═══ Supplied records ═══

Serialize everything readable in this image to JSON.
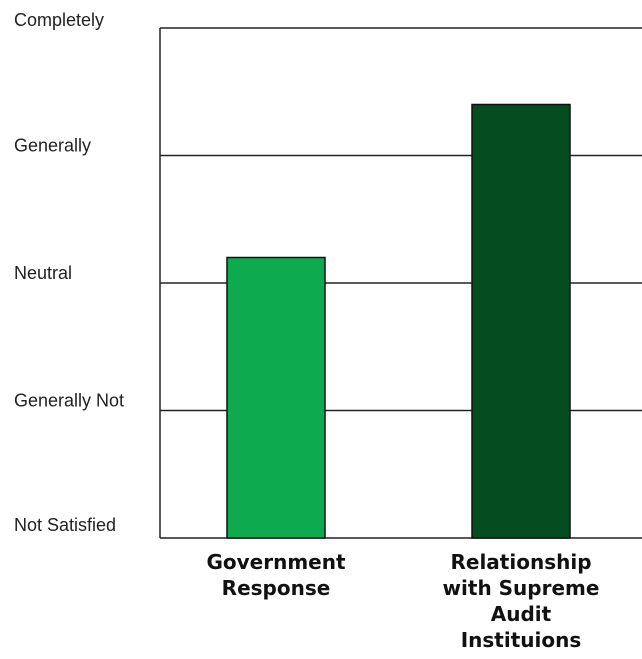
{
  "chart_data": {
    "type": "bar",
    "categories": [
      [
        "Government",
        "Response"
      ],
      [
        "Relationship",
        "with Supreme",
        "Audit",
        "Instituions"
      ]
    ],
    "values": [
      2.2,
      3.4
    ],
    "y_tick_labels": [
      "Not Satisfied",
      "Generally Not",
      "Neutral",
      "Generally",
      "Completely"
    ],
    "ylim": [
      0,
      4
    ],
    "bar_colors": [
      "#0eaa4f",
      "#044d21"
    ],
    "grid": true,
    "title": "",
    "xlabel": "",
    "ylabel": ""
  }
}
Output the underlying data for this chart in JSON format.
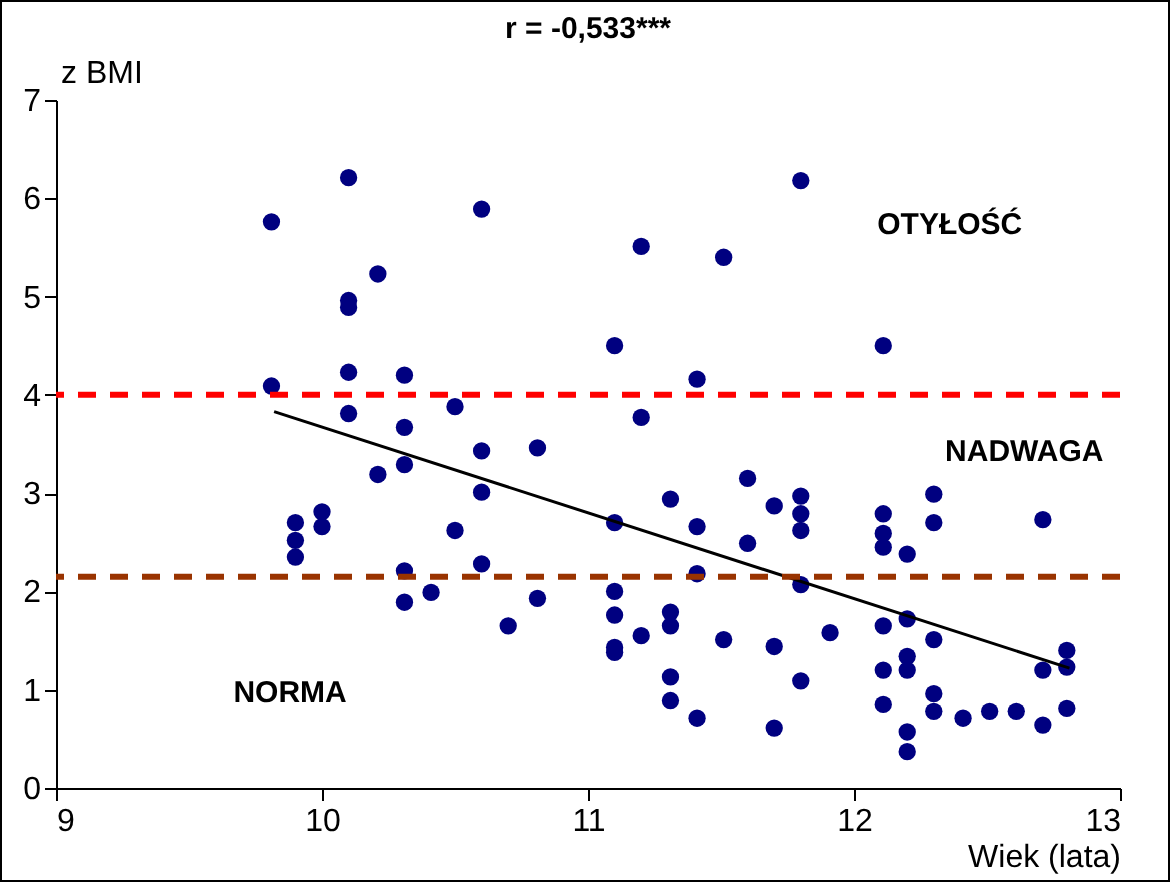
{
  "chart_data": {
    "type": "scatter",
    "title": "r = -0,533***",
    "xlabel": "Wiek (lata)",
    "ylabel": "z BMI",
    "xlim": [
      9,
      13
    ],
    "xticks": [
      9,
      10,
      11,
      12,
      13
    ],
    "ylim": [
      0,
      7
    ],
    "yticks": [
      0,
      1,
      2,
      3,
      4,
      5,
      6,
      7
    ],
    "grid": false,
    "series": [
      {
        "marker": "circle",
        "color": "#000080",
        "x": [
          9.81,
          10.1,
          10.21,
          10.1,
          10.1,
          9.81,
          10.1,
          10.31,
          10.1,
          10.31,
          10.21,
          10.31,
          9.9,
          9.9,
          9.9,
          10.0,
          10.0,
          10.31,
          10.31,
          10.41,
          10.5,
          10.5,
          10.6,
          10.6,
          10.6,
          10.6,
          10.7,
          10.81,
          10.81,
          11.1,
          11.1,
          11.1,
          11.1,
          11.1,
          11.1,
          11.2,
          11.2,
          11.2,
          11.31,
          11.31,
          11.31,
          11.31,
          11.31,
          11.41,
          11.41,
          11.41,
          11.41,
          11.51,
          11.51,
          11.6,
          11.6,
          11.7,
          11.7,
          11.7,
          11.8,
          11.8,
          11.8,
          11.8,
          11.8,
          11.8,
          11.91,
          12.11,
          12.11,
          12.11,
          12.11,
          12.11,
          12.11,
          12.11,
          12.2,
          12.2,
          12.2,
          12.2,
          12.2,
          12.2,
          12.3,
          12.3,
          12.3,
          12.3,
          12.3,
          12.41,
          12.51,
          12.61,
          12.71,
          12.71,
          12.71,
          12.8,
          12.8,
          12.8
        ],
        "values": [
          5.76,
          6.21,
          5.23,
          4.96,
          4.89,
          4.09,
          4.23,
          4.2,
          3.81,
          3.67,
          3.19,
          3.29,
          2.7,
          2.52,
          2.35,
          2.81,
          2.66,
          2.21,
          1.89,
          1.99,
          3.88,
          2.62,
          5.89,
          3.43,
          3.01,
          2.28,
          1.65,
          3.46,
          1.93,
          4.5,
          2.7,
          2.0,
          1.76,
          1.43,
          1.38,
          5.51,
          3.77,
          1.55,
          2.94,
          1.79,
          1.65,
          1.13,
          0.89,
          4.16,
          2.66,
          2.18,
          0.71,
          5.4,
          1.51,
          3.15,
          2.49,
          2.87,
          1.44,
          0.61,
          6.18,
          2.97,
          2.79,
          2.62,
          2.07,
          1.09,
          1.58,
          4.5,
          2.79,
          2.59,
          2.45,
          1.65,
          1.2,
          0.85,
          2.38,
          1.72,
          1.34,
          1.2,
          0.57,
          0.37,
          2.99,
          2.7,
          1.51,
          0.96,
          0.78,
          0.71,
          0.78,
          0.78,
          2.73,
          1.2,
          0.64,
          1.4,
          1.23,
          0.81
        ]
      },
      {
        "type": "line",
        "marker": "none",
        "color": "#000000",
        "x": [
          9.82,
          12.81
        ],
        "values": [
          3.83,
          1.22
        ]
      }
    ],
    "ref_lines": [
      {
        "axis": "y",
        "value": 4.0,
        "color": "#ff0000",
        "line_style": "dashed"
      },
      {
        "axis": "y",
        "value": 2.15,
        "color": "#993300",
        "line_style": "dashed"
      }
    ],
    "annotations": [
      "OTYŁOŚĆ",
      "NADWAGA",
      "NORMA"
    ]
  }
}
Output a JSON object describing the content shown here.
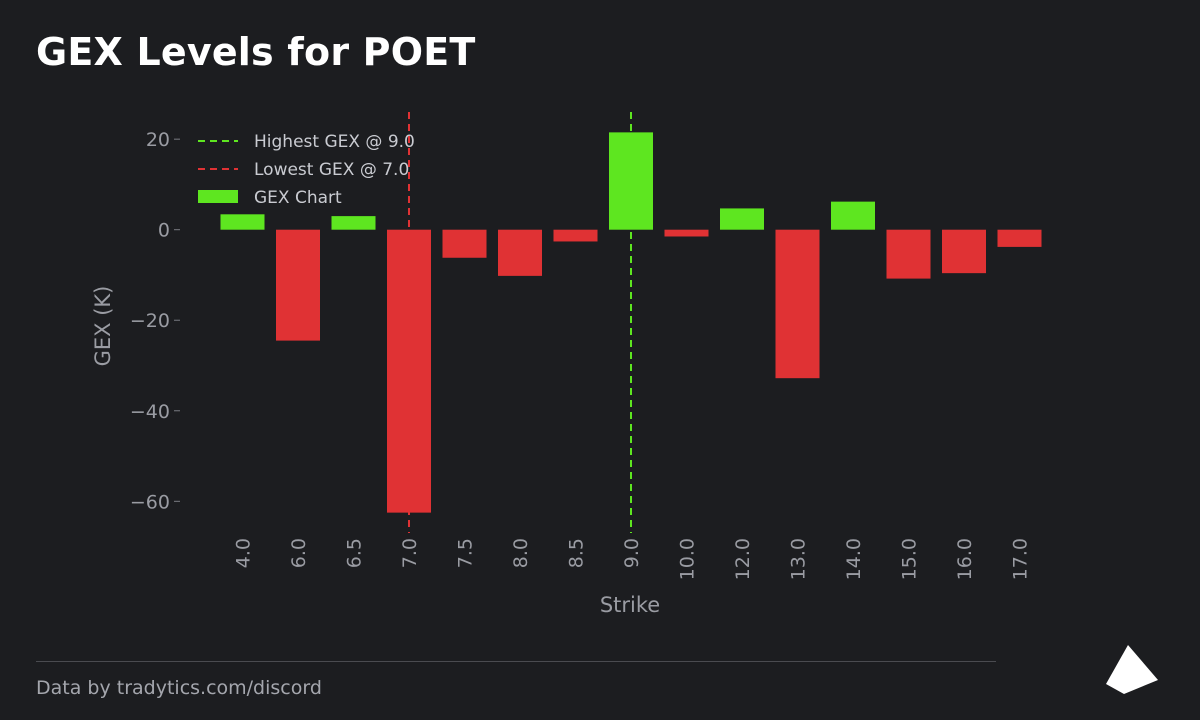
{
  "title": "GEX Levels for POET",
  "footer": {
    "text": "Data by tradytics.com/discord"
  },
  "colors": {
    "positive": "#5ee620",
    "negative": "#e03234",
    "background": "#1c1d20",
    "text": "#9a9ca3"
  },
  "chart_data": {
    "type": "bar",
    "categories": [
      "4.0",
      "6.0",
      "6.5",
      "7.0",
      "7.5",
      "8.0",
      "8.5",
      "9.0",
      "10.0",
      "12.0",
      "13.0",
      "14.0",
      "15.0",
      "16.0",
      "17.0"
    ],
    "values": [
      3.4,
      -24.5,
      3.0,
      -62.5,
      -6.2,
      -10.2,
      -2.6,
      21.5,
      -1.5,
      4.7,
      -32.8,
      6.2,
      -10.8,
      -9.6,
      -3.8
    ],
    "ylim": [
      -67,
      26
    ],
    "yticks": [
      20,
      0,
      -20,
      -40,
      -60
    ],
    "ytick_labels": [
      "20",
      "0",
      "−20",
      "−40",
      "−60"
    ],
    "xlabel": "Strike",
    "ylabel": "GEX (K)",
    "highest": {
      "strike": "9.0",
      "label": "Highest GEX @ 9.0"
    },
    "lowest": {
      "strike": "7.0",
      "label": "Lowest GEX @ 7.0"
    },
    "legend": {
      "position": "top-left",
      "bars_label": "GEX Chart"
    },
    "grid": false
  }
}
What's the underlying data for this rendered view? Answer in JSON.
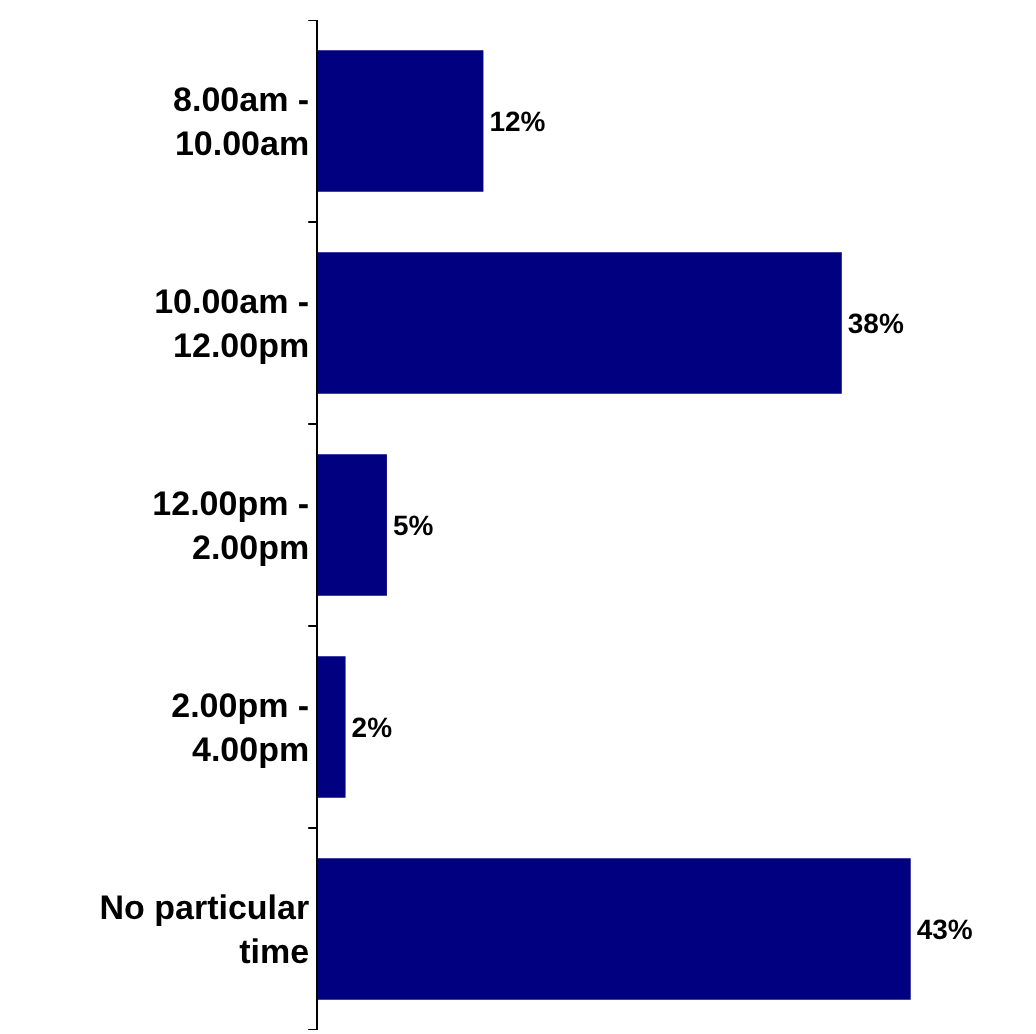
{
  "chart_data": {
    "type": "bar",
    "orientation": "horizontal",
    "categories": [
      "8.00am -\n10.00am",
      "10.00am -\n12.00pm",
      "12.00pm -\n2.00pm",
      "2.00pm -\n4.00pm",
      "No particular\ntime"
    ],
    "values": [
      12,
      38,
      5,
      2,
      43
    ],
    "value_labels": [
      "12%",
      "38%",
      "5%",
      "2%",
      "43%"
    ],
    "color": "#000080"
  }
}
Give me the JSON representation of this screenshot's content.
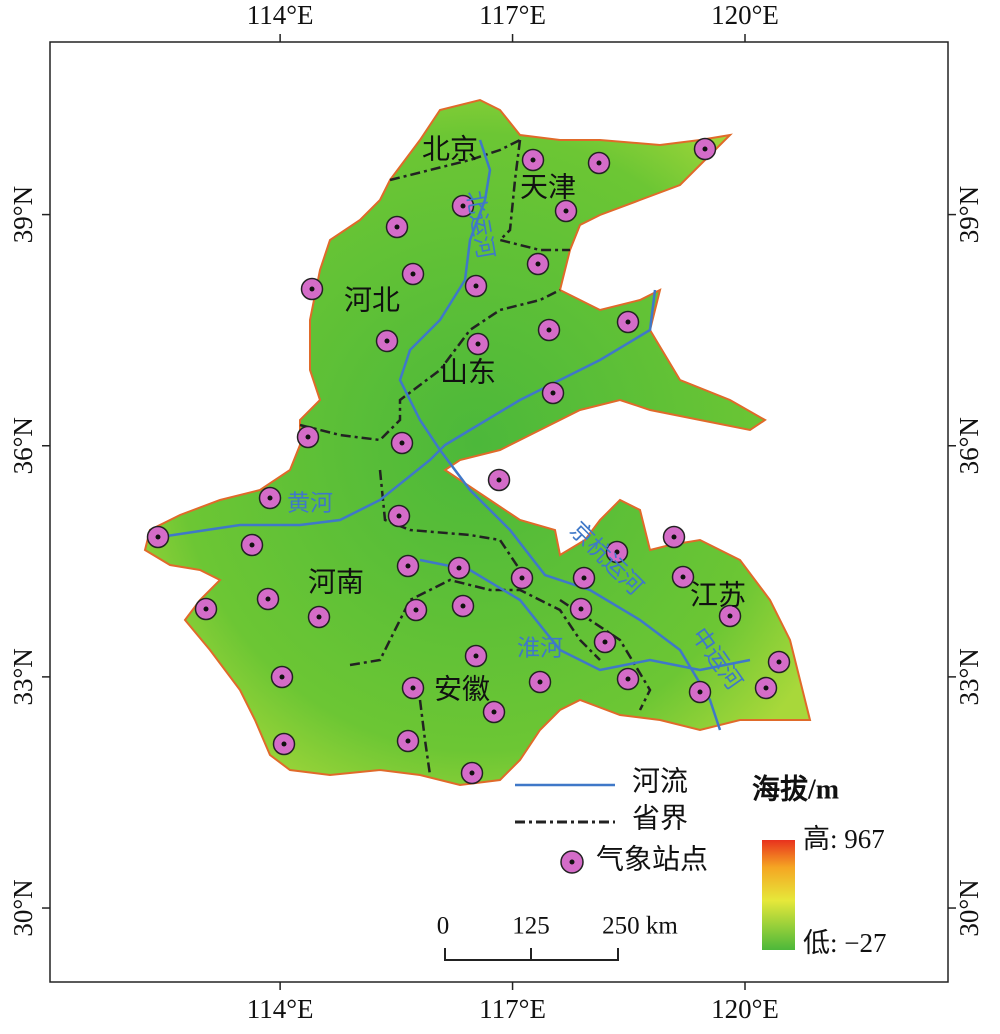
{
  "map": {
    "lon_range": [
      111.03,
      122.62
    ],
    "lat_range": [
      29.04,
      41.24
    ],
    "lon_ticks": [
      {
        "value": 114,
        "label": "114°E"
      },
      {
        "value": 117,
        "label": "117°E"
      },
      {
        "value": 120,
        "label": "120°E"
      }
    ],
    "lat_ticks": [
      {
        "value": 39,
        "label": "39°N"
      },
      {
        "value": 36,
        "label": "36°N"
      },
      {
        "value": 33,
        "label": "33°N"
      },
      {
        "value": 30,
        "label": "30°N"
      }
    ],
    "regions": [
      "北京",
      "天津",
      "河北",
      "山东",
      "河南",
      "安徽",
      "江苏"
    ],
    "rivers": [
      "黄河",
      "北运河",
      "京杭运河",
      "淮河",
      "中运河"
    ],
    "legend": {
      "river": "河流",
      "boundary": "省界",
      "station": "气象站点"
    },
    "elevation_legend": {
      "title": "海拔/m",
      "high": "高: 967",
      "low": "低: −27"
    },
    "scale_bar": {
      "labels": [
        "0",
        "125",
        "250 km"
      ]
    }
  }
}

═══

Task requirements: Retype the entries word for word. Omit any images.

Final result:
Serialize everything readable in this image to JSON.
{
  "chart_data": {
    "type": "bar",
    "categories": [
      [
        "Government",
        "Response"
      ],
      [
        "Relationship",
        "with Supreme",
        "Audit",
        "Instituions"
      ]
    ],
    "values": [
      2.2,
      3.4
    ],
    "y_tick_labels": [
      "Not Satisfied",
      "Generally Not",
      "Neutral",
      "Generally",
      "Completely"
    ],
    "ylim": [
      0,
      4
    ],
    "bar_colors": [
      "#0eaa4f",
      "#044d21"
    ],
    "grid": true,
    "title": "",
    "xlabel": "",
    "ylabel": ""
  }
}
Output the underlying data for this chart in JSON format.
{
  "chart_data": {
    "type": "scatter",
    "title": "r = -0,533***",
    "xlabel": "Wiek (lata)",
    "ylabel": "z BMI",
    "xlim": [
      9,
      13
    ],
    "xticks": [
      9,
      10,
      11,
      12,
      13
    ],
    "ylim": [
      0,
      7
    ],
    "yticks": [
      0,
      1,
      2,
      3,
      4,
      5,
      6,
      7
    ],
    "grid": false,
    "series": [
      {
        "marker": "circle",
        "color": "#000080",
        "x": [
          9.81,
          10.1,
          10.21,
          10.1,
          10.1,
          9.81,
          10.1,
          10.31,
          10.1,
          10.31,
          10.21,
          10.31,
          9.9,
          9.9,
          9.9,
          10.0,
          10.0,
          10.31,
          10.31,
          10.41,
          10.5,
          10.5,
          10.6,
          10.6,
          10.6,
          10.6,
          10.7,
          10.81,
          10.81,
          11.1,
          11.1,
          11.1,
          11.1,
          11.1,
          11.1,
          11.2,
          11.2,
          11.2,
          11.31,
          11.31,
          11.31,
          11.31,
          11.31,
          11.41,
          11.41,
          11.41,
          11.41,
          11.51,
          11.51,
          11.6,
          11.6,
          11.7,
          11.7,
          11.7,
          11.8,
          11.8,
          11.8,
          11.8,
          11.8,
          11.8,
          11.91,
          12.11,
          12.11,
          12.11,
          12.11,
          12.11,
          12.11,
          12.11,
          12.2,
          12.2,
          12.2,
          12.2,
          12.2,
          12.2,
          12.3,
          12.3,
          12.3,
          12.3,
          12.3,
          12.41,
          12.51,
          12.61,
          12.71,
          12.71,
          12.71,
          12.8,
          12.8,
          12.8
        ],
        "values": [
          5.76,
          6.21,
          5.23,
          4.96,
          4.89,
          4.09,
          4.23,
          4.2,
          3.81,
          3.67,
          3.19,
          3.29,
          2.7,
          2.52,
          2.35,
          2.81,
          2.66,
          2.21,
          1.89,
          1.99,
          3.88,
          2.62,
          5.89,
          3.43,
          3.01,
          2.28,
          1.65,
          3.46,
          1.93,
          4.5,
          2.7,
          2.0,
          1.76,
          1.43,
          1.38,
          5.51,
          3.77,
          1.55,
          2.94,
          1.79,
          1.65,
          1.13,
          0.89,
          4.16,
          2.66,
          2.18,
          0.71,
          5.4,
          1.51,
          3.15,
          2.49,
          2.87,
          1.44,
          0.61,
          6.18,
          2.97,
          2.79,
          2.62,
          2.07,
          1.09,
          1.58,
          4.5,
          2.79,
          2.59,
          2.45,
          1.65,
          1.2,
          0.85,
          2.38,
          1.72,
          1.34,
          1.2,
          0.57,
          0.37,
          2.99,
          2.7,
          1.51,
          0.96,
          0.78,
          0.71,
          0.78,
          0.78,
          2.73,
          1.2,
          0.64,
          1.4,
          1.23,
          0.81
        ]
      },
      {
        "type": "line",
        "marker": "none",
        "color": "#000000",
        "x": [
          9.82,
          12.81
        ],
        "values": [
          3.83,
          1.22
        ]
      }
    ],
    "ref_lines": [
      {
        "axis": "y",
        "value": 4.0,
        "color": "#ff0000",
        "line_style": "dashed"
      },
      {
        "axis": "y",
        "value": 2.15,
        "color": "#993300",
        "line_style": "dashed"
      }
    ],
    "annotations": [
      "OTYŁOŚĆ",
      "NADWAGA",
      "NORMA"
    ]
  }
}
Output a JSON object describing the content shown here.
{
  "title": "GEX Levels for POET",
  "footer": {
    "text": "Data by tradytics.com/discord"
  },
  "colors": {
    "positive": "#5ee620",
    "negative": "#e03234",
    "background": "#1c1d20",
    "text": "#9a9ca3"
  },
  "chart_data": {
    "type": "bar",
    "categories": [
      "4.0",
      "6.0",
      "6.5",
      "7.0",
      "7.5",
      "8.0",
      "8.5",
      "9.0",
      "10.0",
      "12.0",
      "13.0",
      "14.0",
      "15.0",
      "16.0",
      "17.0"
    ],
    "values": [
      3.4,
      -24.5,
      3.0,
      -62.5,
      -6.2,
      -10.2,
      -2.6,
      21.5,
      -1.5,
      4.7,
      -32.8,
      6.2,
      -10.8,
      -9.6,
      -3.8
    ],
    "ylim": [
      -67,
      26
    ],
    "yticks": [
      20,
      0,
      -20,
      -40,
      -60
    ],
    "ytick_labels": [
      "20",
      "0",
      "−20",
      "−40",
      "−60"
    ],
    "xlabel": "Strike",
    "ylabel": "GEX (K)",
    "highest": {
      "strike": "9.0",
      "label": "Highest GEX @ 9.0"
    },
    "lowest": {
      "strike": "7.0",
      "label": "Lowest GEX @ 7.0"
    },
    "legend": {
      "position": "top-left",
      "bars_label": "GEX Chart"
    },
    "grid": false
  }
}
What's the underlying data for this rendered view? Answer in JSON.
{
  "chart_data": {
    "type": "bar",
    "orientation": "horizontal",
    "categories": [
      "8.00am -\n10.00am",
      "10.00am -\n12.00pm",
      "12.00pm -\n2.00pm",
      "2.00pm -\n4.00pm",
      "No particular\ntime"
    ],
    "values": [
      12,
      38,
      5,
      2,
      43
    ],
    "value_labels": [
      "12%",
      "38%",
      "5%",
      "2%",
      "43%"
    ],
    "color": "#000080"
  }
}
Give me the JSON representation of this screenshot's content.
{
  "map": {
    "lon_range": [
      111.03,
      122.62
    ],
    "lat_range": [
      29.04,
      41.24
    ],
    "lon_ticks": [
      {
        "value": 114,
        "label": "114°E"
      },
      {
        "value": 117,
        "label": "117°E"
      },
      {
        "value": 120,
        "label": "120°E"
      }
    ],
    "lat_ticks": [
      {
        "value": 39,
        "label": "39°N"
      },
      {
        "value": 36,
        "label": "36°N"
      },
      {
        "value": 33,
        "label": "33°N"
      },
      {
        "value": 30,
        "label": "30°N"
      }
    ],
    "regions": [
      "北京",
      "天津",
      "河北",
      "山东",
      "河南",
      "安徽",
      "江苏"
    ],
    "rivers": [
      "黄河",
      "北运河",
      "京杭运河",
      "淮河",
      "中运河"
    ],
    "legend": {
      "river": "河流",
      "boundary": "省界",
      "station": "气象站点"
    },
    "elevation_legend": {
      "title": "海拔/m",
      "high": "高: 967",
      "low": "低: −27"
    },
    "scale_bar": {
      "labels": [
        "0",
        "125",
        "250 km"
      ]
    }
  }
}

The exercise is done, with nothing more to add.